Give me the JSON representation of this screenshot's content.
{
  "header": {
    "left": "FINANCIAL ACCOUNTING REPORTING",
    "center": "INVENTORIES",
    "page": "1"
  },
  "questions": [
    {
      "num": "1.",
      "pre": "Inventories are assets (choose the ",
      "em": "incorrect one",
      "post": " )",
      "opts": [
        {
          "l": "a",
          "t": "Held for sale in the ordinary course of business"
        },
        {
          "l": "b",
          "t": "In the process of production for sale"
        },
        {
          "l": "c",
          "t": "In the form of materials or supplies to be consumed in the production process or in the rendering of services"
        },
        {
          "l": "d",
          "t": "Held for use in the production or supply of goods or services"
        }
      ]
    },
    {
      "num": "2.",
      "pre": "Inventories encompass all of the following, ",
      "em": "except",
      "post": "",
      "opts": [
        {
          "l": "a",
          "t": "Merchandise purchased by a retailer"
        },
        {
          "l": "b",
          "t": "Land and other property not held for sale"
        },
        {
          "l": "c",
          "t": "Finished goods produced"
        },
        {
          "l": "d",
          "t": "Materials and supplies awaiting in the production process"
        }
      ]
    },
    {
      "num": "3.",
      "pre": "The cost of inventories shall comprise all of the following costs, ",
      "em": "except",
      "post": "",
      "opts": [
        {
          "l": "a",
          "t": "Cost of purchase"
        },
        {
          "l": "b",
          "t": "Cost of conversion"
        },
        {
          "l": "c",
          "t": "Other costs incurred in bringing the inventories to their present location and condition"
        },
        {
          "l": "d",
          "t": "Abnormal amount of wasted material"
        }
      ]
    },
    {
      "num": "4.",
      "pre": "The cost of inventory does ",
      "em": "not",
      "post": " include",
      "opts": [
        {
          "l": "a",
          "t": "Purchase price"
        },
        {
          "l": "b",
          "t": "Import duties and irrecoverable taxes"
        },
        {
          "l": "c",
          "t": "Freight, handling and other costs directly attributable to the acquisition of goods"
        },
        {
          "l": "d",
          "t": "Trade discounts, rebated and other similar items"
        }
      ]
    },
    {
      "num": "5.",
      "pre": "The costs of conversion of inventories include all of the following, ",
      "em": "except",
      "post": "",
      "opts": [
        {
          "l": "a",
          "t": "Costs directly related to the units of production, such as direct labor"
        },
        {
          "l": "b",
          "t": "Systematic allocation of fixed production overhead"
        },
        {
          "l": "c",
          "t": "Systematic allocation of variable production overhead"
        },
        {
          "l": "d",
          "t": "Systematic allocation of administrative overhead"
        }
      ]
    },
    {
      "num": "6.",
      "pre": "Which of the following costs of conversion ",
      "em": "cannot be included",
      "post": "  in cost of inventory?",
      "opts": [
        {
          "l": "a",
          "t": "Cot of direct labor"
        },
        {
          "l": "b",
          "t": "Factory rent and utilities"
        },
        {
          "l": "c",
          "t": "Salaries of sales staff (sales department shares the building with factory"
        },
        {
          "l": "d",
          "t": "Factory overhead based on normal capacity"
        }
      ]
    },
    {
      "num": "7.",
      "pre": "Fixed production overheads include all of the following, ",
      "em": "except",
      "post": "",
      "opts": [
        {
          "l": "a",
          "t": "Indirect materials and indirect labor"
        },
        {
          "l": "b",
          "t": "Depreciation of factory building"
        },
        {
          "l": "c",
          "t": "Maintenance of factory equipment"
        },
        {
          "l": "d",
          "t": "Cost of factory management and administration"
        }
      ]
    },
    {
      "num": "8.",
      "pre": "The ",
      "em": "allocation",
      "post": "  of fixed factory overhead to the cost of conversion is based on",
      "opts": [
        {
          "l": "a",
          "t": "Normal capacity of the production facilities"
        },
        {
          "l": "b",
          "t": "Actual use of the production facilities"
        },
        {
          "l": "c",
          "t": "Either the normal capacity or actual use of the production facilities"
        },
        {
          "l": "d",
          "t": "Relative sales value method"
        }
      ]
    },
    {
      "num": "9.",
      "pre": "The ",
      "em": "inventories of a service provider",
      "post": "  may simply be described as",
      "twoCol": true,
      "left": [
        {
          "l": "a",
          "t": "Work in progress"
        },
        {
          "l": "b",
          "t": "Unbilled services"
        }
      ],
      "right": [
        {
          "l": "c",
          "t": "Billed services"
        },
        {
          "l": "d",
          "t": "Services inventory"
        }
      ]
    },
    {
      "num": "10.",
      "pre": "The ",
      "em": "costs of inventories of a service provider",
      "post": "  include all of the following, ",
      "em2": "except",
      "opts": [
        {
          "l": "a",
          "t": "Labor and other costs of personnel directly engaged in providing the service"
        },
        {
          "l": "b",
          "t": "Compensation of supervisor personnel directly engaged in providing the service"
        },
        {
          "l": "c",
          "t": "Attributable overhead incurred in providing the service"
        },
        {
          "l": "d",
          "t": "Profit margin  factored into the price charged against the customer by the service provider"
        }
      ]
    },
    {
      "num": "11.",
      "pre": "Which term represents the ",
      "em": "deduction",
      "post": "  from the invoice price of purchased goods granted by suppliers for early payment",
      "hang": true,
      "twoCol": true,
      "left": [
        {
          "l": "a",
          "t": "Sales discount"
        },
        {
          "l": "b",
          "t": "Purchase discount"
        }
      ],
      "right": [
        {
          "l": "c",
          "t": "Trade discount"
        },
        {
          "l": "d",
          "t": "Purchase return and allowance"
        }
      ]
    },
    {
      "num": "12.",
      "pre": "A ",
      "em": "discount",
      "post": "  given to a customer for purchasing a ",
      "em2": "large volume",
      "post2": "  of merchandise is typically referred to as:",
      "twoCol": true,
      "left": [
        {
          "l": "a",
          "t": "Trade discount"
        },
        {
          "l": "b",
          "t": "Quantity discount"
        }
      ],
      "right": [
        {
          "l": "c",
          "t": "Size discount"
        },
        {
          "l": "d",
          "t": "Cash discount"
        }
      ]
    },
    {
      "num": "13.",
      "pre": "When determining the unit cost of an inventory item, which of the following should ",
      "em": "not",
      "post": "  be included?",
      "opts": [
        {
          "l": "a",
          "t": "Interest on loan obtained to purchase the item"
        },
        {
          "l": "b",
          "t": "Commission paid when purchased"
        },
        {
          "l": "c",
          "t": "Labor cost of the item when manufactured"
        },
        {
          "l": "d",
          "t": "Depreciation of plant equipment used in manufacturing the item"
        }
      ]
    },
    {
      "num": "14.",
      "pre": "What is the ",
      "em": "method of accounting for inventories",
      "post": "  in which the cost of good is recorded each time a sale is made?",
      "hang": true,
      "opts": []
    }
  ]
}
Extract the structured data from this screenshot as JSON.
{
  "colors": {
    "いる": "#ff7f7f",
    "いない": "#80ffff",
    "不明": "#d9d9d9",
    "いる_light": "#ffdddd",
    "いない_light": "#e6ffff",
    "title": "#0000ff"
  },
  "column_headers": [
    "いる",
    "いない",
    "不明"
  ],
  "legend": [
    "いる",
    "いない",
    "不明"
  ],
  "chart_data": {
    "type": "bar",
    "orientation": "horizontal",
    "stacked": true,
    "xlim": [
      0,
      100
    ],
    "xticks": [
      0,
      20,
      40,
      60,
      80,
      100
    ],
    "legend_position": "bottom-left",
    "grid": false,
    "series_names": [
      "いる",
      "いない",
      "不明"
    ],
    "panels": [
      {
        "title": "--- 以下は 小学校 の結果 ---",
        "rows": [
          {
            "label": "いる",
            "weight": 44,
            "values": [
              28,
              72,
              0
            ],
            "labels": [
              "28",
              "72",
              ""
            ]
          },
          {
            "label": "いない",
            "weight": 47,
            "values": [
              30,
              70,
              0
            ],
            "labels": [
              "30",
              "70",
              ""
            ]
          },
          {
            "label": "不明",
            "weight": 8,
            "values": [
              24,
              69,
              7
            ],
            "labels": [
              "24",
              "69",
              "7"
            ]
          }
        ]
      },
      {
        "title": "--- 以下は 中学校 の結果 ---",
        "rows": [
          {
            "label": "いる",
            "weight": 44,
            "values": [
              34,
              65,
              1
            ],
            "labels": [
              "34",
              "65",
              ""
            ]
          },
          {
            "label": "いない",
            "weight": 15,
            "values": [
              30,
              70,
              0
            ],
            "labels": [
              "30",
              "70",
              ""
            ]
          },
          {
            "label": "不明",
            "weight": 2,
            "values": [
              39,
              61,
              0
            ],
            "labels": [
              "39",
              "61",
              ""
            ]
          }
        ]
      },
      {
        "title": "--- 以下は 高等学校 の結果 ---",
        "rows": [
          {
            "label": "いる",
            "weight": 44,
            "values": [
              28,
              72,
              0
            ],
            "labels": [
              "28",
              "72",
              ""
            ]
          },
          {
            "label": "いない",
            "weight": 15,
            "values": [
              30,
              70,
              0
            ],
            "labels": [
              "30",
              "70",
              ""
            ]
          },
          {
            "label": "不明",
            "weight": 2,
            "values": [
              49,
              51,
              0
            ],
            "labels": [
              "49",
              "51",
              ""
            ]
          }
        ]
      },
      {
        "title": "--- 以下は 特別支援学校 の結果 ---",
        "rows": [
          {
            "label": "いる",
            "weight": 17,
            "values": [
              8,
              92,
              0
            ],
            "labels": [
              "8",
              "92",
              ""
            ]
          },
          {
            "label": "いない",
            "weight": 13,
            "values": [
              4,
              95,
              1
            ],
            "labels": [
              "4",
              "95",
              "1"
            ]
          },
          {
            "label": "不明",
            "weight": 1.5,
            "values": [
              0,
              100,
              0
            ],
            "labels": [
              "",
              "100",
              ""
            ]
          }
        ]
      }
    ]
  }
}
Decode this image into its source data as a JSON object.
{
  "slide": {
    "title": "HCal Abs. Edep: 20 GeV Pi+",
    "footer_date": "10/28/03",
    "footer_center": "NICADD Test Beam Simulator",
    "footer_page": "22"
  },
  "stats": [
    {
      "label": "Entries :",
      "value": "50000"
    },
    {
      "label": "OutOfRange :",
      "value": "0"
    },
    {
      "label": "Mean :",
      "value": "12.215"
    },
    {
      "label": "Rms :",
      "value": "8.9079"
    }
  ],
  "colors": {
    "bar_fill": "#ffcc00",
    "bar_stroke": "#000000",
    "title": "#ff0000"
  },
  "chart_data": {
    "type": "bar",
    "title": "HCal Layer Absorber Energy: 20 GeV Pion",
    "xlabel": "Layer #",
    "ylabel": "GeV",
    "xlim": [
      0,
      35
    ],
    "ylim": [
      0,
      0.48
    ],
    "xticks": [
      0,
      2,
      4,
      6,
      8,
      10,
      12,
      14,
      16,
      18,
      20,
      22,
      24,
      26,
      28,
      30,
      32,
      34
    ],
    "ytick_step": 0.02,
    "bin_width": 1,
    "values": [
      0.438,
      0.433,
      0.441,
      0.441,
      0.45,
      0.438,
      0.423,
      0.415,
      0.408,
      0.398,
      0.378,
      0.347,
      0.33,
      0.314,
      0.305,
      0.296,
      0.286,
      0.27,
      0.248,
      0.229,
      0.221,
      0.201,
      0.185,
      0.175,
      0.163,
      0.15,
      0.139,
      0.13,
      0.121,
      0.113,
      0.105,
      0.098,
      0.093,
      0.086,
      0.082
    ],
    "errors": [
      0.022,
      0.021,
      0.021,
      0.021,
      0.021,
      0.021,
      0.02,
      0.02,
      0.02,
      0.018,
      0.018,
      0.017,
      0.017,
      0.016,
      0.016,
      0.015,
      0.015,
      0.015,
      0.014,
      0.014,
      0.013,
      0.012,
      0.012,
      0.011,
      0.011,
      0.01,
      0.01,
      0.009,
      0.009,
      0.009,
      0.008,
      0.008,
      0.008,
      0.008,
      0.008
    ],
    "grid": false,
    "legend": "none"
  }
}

——————

TASK TO CARRY OUT
Only lines that contain the word "purchased" are wanted; copy each of them.

RIGHT ANSWER
          "t": "Merchandise purchased by a retailer"
      "post": "  from the invoice price of purchased goods granted by suppliers for early payment",
          "t": "Commission paid when purchased"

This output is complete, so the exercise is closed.